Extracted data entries
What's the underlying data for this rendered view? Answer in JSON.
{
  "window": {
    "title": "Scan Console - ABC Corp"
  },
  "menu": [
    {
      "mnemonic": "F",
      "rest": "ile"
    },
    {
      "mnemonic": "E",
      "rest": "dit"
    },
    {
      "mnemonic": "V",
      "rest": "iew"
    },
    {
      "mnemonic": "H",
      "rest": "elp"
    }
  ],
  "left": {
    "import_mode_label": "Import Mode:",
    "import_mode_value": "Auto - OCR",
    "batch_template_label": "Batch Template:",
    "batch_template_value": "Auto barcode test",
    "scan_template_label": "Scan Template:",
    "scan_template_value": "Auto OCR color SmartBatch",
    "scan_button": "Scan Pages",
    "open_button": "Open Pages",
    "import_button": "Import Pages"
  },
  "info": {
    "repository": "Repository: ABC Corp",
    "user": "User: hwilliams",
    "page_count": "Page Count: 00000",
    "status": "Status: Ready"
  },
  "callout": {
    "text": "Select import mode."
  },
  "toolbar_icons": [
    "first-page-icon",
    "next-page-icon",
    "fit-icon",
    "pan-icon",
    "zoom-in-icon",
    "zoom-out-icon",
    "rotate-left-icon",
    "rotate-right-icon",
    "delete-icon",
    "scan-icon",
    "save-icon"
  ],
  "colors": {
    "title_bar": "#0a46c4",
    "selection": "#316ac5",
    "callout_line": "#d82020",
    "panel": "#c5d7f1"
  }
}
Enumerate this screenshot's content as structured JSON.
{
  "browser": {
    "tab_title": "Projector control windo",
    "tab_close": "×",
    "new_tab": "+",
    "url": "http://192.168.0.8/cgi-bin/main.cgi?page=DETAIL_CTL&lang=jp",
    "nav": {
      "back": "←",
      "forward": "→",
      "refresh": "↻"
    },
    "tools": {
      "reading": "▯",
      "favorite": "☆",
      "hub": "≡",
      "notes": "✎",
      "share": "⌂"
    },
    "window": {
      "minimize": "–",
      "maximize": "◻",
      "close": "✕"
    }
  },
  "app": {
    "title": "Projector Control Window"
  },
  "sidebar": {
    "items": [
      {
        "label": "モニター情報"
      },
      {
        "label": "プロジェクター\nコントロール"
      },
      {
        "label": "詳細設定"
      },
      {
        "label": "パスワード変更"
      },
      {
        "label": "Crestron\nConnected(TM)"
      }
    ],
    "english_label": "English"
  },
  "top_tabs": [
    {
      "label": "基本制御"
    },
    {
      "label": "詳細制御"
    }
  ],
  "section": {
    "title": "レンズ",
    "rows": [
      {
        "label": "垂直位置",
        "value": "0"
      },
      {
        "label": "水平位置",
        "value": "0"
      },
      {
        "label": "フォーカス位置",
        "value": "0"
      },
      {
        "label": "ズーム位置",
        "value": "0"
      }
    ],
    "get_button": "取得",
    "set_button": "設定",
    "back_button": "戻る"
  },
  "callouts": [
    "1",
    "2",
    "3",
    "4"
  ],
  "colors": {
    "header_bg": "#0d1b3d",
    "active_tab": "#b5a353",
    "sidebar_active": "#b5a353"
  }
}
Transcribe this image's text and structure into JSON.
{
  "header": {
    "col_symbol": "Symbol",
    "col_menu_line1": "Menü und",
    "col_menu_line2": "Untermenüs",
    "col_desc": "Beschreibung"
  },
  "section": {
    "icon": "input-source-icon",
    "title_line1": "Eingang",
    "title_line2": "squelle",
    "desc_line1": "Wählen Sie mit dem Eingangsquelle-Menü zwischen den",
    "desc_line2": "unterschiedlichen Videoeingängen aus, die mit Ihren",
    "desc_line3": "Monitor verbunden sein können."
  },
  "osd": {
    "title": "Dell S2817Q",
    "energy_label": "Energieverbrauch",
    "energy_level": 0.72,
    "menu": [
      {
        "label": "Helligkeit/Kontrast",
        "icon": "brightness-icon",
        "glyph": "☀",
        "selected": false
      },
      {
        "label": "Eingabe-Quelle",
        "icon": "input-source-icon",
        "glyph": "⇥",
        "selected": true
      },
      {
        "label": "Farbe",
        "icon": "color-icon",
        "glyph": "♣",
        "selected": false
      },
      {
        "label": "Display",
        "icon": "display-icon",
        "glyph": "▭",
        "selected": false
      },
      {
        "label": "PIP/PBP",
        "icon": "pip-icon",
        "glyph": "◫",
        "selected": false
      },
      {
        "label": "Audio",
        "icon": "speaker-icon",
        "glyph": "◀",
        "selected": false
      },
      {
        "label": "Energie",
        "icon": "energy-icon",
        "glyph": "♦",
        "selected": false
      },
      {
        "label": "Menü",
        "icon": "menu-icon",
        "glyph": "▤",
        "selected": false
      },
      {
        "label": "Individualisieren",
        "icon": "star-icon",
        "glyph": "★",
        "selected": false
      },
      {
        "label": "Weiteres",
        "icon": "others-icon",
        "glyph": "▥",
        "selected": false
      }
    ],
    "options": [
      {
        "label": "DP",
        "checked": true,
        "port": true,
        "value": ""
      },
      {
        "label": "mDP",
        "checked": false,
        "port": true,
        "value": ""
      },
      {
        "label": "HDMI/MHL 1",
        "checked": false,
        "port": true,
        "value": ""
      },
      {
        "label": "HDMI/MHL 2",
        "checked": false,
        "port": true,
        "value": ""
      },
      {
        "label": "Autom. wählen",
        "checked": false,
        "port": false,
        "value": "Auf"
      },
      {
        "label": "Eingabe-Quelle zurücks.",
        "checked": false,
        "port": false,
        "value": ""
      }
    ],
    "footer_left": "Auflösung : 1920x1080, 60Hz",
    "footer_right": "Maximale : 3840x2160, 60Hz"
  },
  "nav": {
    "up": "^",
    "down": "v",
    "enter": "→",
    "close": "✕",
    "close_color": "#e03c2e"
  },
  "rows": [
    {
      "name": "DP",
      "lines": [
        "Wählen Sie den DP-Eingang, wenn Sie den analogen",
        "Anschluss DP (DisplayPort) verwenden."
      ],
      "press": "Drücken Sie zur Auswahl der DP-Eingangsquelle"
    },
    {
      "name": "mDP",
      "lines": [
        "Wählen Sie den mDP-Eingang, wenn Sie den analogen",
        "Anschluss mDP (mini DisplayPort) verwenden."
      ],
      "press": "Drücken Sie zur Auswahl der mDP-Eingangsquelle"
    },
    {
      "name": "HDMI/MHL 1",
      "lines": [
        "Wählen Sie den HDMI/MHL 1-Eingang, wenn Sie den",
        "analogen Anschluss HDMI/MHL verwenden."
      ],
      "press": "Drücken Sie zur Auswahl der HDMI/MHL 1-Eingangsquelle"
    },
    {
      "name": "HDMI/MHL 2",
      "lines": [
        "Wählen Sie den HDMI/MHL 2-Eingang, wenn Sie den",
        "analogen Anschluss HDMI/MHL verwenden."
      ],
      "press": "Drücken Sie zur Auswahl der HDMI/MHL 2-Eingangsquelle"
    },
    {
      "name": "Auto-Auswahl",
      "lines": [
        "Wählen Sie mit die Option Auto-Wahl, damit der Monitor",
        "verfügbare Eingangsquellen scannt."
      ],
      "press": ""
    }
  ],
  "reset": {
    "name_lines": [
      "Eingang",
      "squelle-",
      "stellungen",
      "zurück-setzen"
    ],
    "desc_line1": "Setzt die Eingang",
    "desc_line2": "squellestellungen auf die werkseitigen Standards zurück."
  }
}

**Exercise details:** All of the entries must be quoted exactly; please include each one.

**Expected answer:**
What's the underlying data for this rendered view? Answer in JSON.
{
  "window": {
    "title": "Scan Console - ABC Corp"
  },
  "menu": [
    {
      "mnemonic": "F",
      "rest": "ile"
    },
    {
      "mnemonic": "E",
      "rest": "dit"
    },
    {
      "mnemonic": "V",
      "rest": "iew"
    },
    {
      "mnemonic": "H",
      "rest": "elp"
    }
  ],
  "left": {
    "import_mode_label": "Import Mode:",
    "import_mode_value": "Auto - OCR",
    "batch_template_label": "Batch Template:",
    "batch_template_value": "Auto barcode test",
    "scan_template_label": "Scan Template:",
    "scan_template_value": "Auto OCR color SmartBatch",
    "scan_button": "Scan Pages",
    "open_button": "Open Pages",
    "import_button": "Import Pages"
  },
  "info": {
    "repository": "Repository: ABC Corp",
    "user": "User: hwilliams",
    "page_count": "Page Count: 00000",
    "status": "Status: Ready"
  },
  "callout": {
    "text": "Select import mode."
  },
  "toolbar_icons": [
    "first-page-icon",
    "next-page-icon",
    "fit-icon",
    "pan-icon",
    "zoom-in-icon",
    "zoom-out-icon",
    "rotate-left-icon",
    "rotate-right-icon",
    "delete-icon",
    "scan-icon",
    "save-icon"
  ],
  "colors": {
    "title_bar": "#0a46c4",
    "selection": "#316ac5",
    "callout_line": "#d82020",
    "panel": "#c5d7f1"
  }
}
Enumerate this screenshot's content as structured JSON.
{
  "browser": {
    "tab_title": "Projector control windo",
    "tab_close": "×",
    "new_tab": "+",
    "url": "http://192.168.0.8/cgi-bin/main.cgi?page=DETAIL_CTL&lang=jp",
    "nav": {
      "back": "←",
      "forward": "→",
      "refresh": "↻"
    },
    "tools": {
      "reading": "▯",
      "favorite": "☆",
      "hub": "≡",
      "notes": "✎",
      "share": "⌂"
    },
    "window": {
      "minimize": "–",
      "maximize": "◻",
      "close": "✕"
    }
  },
  "app": {
    "title": "Projector Control Window"
  },
  "sidebar": {
    "items": [
      {
        "label": "モニター情報"
      },
      {
        "label": "プロジェクター\nコントロール"
      },
      {
        "label": "詳細設定"
      },
      {
        "label": "パスワード変更"
      },
      {
        "label": "Crestron\nConnected(TM)"
      }
    ],
    "english_label": "English"
  },
  "top_tabs": [
    {
      "label": "基本制御"
    },
    {
      "label": "詳細制御"
    }
  ],
  "section": {
    "title": "レンズ",
    "rows": [
      {
        "label": "垂直位置",
        "value": "0"
      },
      {
        "label": "水平位置",
        "value": "0"
      },
      {
        "label": "フォーカス位置",
        "value": "0"
      },
      {
        "label": "ズーム位置",
        "value": "0"
      }
    ],
    "get_button": "取得",
    "set_button": "設定",
    "back_button": "戻る"
  },
  "callouts": [
    "1",
    "2",
    "3",
    "4"
  ],
  "colors": {
    "header_bg": "#0d1b3d",
    "active_tab": "#b5a353",
    "sidebar_active": "#b5a353"
  }
}
Transcribe this image's text and structure into JSON.
{
  "header": {
    "col_symbol": "Symbol",
    "col_menu_line1": "Menü und",
    "col_menu_line2": "Untermenüs",
    "col_desc": "Beschreibung"
  },
  "section": {
    "icon": "input-source-icon",
    "title_line1": "Eingang",
    "title_line2": "squelle",
    "desc_line1": "Wählen Sie mit dem Eingangsquelle-Menü zwischen den",
    "desc_line2": "unterschiedlichen Videoeingängen aus, die mit Ihren",
    "desc_line3": "Monitor verbunden sein können."
  },
  "osd": {
    "title": "Dell S2817Q",
    "energy_label": "Energieverbrauch",
    "energy_level": 0.72,
    "menu": [
      {
        "label": "Helligkeit/Kontrast",
        "icon": "brightness-icon",
        "glyph": "☀",
        "selected": false
      },
      {
        "label": "Eingabe-Quelle",
        "icon": "input-source-icon",
        "glyph": "⇥",
        "selected": true
      },
      {
        "label": "Farbe",
        "icon": "color-icon",
        "glyph": "♣",
        "selected": false
      },
      {
        "label": "Display",
        "icon": "display-icon",
        "glyph": "▭",
        "selected": false
      },
      {
        "label": "PIP/PBP",
        "icon": "pip-icon",
        "glyph": "◫",
        "selected": false
      },
      {
        "label": "Audio",
        "icon": "speaker-icon",
        "glyph": "◀",
        "selected": false
      },
      {
        "label": "Energie",
        "icon": "energy-icon",
        "glyph": "♦",
        "selected": false
      },
      {
        "label": "Menü",
        "icon": "menu-icon",
        "glyph": "▤",
        "selected": false
      },
      {
        "label": "Individualisieren",
        "icon": "star-icon",
        "glyph": "★",
        "selected": false
      },
      {
        "label": "Weiteres",
        "icon": "others-icon",
        "glyph": "▥",
        "selected": false
      }
    ],
    "options": [
      {
        "label": "DP",
        "checked": true,
        "port": true,
        "value": ""
      },
      {
        "label": "mDP",
        "checked": false,
        "port": true,
        "value": ""
      },
      {
        "label": "HDMI/MHL 1",
        "checked": false,
        "port": true,
        "value": ""
      },
      {
        "label": "HDMI/MHL 2",
        "checked": false,
        "port": true,
        "value": ""
      },
      {
        "label": "Autom. wählen",
        "checked": false,
        "port": false,
        "value": "Auf"
      },
      {
        "label": "Eingabe-Quelle zurücks.",
        "checked": false,
        "port": false,
        "value": ""
      }
    ],
    "footer_left": "Auflösung : 1920x1080, 60Hz",
    "footer_right": "Maximale : 3840x2160, 60Hz"
  },
  "nav": {
    "up": "^",
    "down": "v",
    "enter": "→",
    "close": "✕",
    "close_color": "#e03c2e"
  },
  "rows": [
    {
      "name": "DP",
      "lines": [
        "Wählen Sie den DP-Eingang, wenn Sie den analogen",
        "Anschluss DP (DisplayPort) verwenden."
      ],
      "press": "Drücken Sie zur Auswahl der DP-Eingangsquelle"
    },
    {
      "name": "mDP",
      "lines": [
        "Wählen Sie den mDP-Eingang, wenn Sie den analogen",
        "Anschluss mDP (mini DisplayPort) verwenden."
      ],
      "press": "Drücken Sie zur Auswahl der mDP-Eingangsquelle"
    },
    {
      "name": "HDMI/MHL 1",
      "lines": [
        "Wählen Sie den HDMI/MHL 1-Eingang, wenn Sie den",
        "analogen Anschluss HDMI/MHL verwenden."
      ],
      "press": "Drücken Sie zur Auswahl der HDMI/MHL 1-Eingangsquelle"
    },
    {
      "name": "HDMI/MHL 2",
      "lines": [
        "Wählen Sie den HDMI/MHL 2-Eingang, wenn Sie den",
        "analogen Anschluss HDMI/MHL verwenden."
      ],
      "press": "Drücken Sie zur Auswahl der HDMI/MHL 2-Eingangsquelle"
    },
    {
      "name": "Auto-Auswahl",
      "lines": [
        "Wählen Sie mit die Option Auto-Wahl, damit der Monitor",
        "verfügbare Eingangsquellen scannt."
      ],
      "press": ""
    }
  ],
  "reset": {
    "name_lines": [
      "Eingang",
      "squelle-",
      "stellungen",
      "zurück-setzen"
    ],
    "desc_line1": "Setzt die Eingang",
    "desc_line2": "squellestellungen auf die werkseitigen Standards zurück."
  }
}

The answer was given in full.